> **The task**
Copy out the whole listing exactly as written, leaving the pictures behind.

>>>

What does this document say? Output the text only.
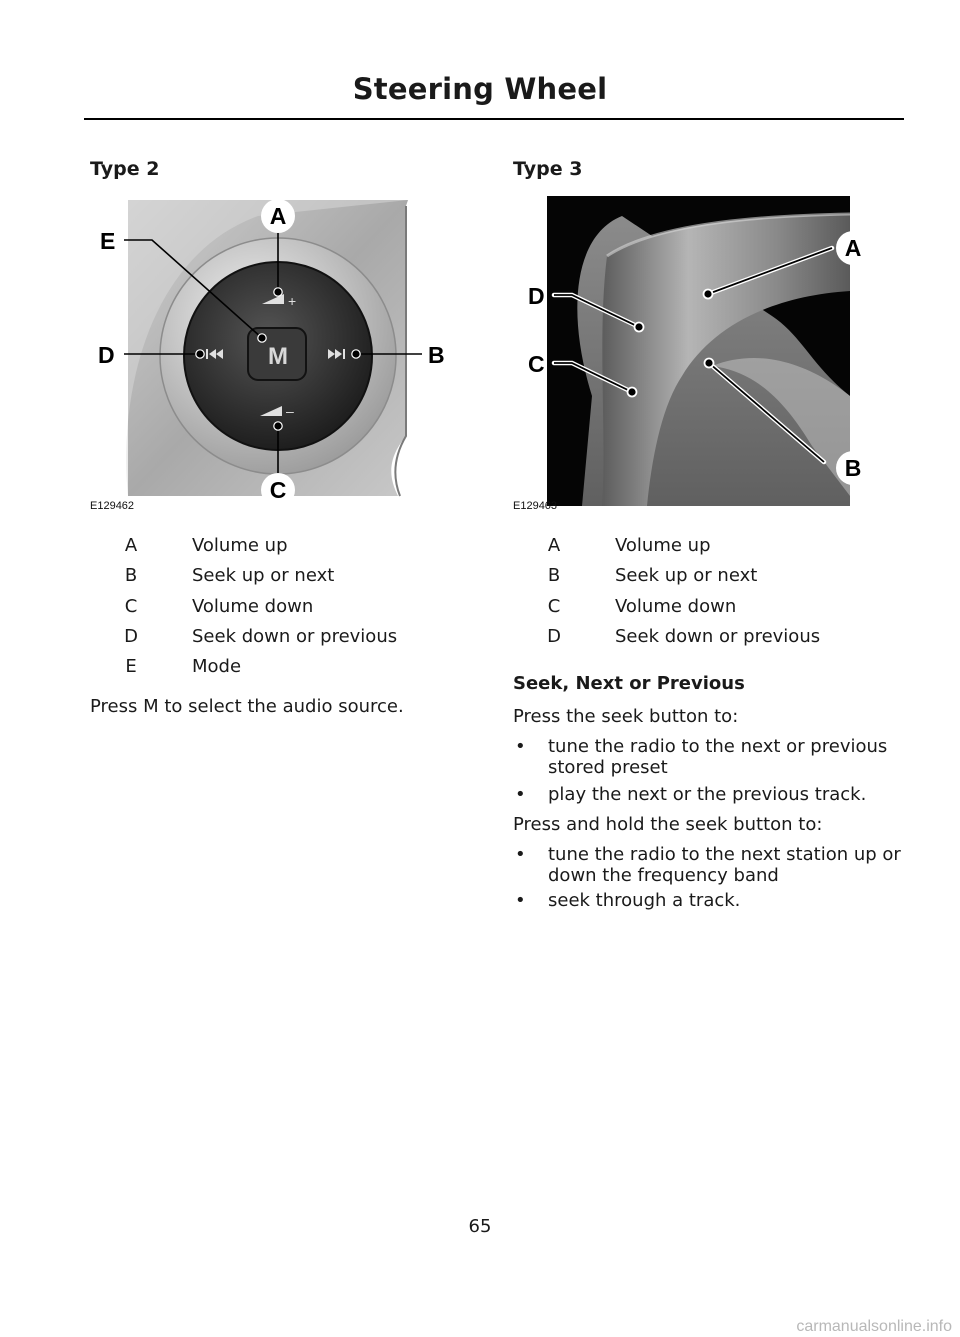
Steering Wheel
Type 2
M
+
–
A
C
B
D
E
E129462
A	Volume up
B	Seek up or next
C	Volume down
D	Seek down or previous
E	Mode
Press M to select the audio source.
Type 3
A
B
D
C
E129463
A	Volume up
B	Seek up or next
C	Volume down
D	Seek down or previous
Seek, Next or Previous
Press the seek button to:
• tune the radio to the next or previous stored preset
• play the next or the previous track.
Press and hold the seek button to:
• tune the radio to the next station up or down the frequency band
• seek through a track.
65
carmanualsonline.info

<<<

> **Result below**
What does this document say? Output the text only.
Steering Wheel
Type 2
M
+
–
A
C
B
D
E
E129462
A	Volume up
B	Seek up or next
C	Volume down
D	Seek down or previous
E	Mode
Press M to select the audio source.
Type 3
A
B
D
C
E129463
A	Volume up
B	Seek up or next
C	Volume down
D	Seek down or previous
Seek, Next or Previous
Press the seek button to:
• tune the radio to the next or previous stored preset
• play the next or the previous track.
Press and hold the seek button to:
• tune the radio to the next station up or down the frequency band
• seek through a track.
65
carmanualsonline.info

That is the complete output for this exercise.